#### Brief
Copy, in full, each line of the material that holds the word "gallery".

··· Data to process

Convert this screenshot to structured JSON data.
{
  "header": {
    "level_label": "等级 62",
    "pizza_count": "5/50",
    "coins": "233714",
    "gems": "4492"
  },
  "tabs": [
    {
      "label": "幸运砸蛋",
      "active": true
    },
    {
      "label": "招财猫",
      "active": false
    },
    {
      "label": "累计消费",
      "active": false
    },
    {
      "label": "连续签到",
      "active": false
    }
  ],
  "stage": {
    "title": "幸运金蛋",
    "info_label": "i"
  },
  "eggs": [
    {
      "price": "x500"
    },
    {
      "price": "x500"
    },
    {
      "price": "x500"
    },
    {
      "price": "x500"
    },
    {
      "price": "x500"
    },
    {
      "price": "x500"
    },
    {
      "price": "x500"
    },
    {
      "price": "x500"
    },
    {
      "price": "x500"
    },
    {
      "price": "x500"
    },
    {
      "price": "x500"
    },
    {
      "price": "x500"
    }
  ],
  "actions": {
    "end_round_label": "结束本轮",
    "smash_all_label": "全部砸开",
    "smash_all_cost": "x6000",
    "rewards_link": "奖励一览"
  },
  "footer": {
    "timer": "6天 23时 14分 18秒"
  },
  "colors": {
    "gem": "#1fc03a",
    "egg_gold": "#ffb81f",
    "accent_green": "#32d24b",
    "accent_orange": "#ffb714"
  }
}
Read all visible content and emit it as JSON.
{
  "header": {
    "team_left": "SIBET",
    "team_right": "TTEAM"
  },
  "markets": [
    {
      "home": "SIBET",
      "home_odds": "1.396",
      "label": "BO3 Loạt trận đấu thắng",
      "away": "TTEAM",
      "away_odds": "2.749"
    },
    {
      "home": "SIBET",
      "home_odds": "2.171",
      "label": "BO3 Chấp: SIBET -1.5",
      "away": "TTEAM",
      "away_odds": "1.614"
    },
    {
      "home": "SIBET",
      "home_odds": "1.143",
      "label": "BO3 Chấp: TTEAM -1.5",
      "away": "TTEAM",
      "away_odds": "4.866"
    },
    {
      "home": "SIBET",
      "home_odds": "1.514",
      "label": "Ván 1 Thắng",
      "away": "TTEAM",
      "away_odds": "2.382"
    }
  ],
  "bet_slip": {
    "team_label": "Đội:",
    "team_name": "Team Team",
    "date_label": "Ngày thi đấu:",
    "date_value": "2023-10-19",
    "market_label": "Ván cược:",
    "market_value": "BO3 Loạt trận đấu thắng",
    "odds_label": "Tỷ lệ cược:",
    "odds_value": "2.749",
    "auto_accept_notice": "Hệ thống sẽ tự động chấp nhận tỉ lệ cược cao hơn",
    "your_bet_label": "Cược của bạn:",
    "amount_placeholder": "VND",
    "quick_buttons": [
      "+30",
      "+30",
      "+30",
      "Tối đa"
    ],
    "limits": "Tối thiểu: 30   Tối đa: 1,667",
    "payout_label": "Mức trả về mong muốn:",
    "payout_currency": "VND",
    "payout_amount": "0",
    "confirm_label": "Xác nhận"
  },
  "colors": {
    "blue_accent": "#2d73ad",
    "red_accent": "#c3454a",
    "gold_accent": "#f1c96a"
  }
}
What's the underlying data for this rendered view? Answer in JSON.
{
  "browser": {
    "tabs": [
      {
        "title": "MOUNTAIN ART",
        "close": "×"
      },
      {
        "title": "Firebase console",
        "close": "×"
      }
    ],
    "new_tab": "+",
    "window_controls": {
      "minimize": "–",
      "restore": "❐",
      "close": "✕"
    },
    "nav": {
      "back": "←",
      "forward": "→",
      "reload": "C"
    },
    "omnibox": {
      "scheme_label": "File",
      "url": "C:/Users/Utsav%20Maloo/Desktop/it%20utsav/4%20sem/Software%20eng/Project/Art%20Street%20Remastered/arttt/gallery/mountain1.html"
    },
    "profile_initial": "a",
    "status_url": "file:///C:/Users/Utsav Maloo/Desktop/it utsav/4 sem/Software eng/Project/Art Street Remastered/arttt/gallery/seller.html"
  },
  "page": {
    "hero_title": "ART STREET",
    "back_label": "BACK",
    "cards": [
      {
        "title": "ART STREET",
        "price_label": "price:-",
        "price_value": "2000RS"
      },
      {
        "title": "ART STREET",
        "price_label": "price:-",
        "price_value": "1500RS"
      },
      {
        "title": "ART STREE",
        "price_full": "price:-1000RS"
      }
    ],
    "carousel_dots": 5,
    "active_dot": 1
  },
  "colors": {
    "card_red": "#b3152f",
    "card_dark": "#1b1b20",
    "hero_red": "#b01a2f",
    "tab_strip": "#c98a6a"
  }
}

······

#### Exercise answer
      "url": "C:/Users/Utsav%20Maloo/Desktop/it%20utsav/4%20sem/Software%20eng/Project/Art%20Street%20Remastered/arttt/gallery/mountain1.html"
    "status_url": "file:///C:/Users/Utsav Maloo/Desktop/it utsav/4 sem/Software eng/Project/Art Street Remastered/arttt/gallery/seller.html"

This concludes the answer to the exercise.